- TASK INSTRUCTIONS: Copy all lines of the listing that include the string "structured".

- DATA IN THIS EXERCISE:
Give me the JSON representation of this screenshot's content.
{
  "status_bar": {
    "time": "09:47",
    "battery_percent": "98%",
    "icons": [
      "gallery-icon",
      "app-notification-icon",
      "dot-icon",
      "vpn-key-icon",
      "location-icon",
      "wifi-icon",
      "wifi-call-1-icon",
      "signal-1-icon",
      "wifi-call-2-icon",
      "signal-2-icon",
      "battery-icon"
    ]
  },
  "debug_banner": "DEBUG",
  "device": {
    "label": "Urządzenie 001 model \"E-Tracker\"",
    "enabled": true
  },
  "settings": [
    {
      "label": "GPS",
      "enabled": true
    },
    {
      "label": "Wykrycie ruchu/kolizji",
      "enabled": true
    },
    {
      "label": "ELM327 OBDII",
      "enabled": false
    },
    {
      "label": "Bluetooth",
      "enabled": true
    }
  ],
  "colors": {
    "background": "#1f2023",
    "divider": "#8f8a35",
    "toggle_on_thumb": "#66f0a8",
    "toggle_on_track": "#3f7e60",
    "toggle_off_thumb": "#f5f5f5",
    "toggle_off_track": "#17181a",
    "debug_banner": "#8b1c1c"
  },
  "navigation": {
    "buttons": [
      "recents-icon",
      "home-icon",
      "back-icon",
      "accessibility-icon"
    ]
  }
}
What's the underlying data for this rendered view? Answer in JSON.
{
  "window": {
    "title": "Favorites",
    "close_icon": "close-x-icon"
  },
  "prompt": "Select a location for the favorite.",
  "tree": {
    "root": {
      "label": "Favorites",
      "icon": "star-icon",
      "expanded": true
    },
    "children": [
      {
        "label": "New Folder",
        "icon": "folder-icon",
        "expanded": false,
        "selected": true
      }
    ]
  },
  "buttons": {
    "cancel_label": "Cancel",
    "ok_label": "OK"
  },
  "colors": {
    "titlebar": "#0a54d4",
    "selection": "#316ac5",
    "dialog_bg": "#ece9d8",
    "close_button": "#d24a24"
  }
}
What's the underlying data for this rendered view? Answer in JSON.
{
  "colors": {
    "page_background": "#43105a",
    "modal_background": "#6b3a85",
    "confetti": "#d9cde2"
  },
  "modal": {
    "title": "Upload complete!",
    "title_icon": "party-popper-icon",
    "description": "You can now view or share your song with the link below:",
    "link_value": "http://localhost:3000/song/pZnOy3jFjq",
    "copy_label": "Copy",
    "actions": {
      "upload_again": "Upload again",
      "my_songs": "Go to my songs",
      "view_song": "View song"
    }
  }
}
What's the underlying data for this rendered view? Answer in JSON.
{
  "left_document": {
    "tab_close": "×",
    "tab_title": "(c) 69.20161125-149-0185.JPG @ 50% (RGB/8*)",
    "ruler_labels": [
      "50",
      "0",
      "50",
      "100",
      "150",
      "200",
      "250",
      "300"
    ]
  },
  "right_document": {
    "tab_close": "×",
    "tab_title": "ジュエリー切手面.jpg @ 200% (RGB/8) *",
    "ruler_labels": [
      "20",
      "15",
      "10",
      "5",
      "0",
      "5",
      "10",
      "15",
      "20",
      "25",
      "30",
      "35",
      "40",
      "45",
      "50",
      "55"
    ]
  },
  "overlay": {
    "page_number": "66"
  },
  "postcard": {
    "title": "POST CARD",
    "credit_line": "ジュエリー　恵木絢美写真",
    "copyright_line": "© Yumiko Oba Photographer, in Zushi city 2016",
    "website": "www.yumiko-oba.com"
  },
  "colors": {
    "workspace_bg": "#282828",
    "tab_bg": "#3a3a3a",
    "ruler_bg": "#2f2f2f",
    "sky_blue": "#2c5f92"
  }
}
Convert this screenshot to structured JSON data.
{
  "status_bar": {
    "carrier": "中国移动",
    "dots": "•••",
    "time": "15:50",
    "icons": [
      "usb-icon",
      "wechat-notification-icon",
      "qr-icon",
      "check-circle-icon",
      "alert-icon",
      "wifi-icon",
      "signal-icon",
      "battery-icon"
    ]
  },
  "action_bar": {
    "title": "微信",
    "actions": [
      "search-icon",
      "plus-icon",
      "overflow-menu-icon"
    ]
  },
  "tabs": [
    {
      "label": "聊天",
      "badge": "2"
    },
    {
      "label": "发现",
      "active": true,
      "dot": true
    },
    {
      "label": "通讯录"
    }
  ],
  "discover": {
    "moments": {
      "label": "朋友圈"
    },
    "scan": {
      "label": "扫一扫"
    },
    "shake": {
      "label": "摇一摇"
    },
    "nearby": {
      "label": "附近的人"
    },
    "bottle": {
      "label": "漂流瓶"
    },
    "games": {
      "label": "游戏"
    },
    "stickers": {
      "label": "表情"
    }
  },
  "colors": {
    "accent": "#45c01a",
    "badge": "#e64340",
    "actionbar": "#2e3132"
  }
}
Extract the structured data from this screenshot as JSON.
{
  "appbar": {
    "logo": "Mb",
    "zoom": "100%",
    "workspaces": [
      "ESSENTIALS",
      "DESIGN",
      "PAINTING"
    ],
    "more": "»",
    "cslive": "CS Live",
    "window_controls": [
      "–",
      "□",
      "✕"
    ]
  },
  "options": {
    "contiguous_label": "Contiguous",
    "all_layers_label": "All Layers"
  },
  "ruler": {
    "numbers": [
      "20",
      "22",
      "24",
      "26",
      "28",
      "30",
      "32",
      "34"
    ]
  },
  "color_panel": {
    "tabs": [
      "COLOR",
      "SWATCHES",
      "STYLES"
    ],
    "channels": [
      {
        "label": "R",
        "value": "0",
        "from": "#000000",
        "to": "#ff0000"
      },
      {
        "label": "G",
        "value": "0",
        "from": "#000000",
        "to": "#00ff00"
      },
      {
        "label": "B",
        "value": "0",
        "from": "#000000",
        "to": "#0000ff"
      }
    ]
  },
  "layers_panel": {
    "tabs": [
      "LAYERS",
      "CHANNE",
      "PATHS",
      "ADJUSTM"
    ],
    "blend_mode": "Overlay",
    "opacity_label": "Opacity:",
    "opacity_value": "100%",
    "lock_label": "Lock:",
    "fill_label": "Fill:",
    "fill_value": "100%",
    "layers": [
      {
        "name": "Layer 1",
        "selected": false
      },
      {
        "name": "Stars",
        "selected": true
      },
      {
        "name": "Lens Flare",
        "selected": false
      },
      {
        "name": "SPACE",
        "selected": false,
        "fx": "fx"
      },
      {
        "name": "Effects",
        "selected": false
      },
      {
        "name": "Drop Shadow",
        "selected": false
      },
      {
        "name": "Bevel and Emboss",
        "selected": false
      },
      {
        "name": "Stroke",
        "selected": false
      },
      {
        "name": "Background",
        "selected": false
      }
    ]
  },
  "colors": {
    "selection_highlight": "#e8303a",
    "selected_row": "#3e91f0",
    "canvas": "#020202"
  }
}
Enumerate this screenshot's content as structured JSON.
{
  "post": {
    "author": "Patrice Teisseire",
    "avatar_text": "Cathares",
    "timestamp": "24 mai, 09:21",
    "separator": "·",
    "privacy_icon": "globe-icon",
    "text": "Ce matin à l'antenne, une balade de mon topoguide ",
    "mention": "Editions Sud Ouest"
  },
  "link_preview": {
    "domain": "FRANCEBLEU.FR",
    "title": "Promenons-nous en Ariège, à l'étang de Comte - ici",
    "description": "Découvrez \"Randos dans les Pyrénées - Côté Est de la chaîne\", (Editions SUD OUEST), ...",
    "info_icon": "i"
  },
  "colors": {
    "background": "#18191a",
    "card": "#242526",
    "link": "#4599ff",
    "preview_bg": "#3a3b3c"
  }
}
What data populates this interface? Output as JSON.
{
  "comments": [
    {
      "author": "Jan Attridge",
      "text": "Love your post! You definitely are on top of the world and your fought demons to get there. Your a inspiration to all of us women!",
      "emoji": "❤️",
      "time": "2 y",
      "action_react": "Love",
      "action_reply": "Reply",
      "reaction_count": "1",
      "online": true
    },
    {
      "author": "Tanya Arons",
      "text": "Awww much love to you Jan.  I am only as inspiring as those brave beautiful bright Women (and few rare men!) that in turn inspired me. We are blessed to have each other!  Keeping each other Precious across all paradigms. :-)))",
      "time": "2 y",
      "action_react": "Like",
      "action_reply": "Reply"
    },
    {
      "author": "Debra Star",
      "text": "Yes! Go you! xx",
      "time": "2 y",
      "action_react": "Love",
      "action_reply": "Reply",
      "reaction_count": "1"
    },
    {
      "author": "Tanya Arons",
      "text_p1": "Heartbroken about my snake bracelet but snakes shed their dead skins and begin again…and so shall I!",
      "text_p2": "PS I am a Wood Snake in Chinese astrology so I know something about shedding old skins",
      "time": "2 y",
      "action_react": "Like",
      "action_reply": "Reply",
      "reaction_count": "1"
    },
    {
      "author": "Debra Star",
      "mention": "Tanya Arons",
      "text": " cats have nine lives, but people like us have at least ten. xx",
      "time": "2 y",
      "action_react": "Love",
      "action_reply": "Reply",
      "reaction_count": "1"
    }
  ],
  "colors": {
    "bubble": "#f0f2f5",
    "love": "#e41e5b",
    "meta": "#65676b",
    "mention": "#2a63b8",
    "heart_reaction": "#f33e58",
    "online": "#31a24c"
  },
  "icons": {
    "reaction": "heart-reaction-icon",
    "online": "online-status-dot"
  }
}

- RESULT:
Convert this screenshot to structured JSON data.
Extract the structured data from this screenshot as JSON.
Enumerate this screenshot's content as structured JSON.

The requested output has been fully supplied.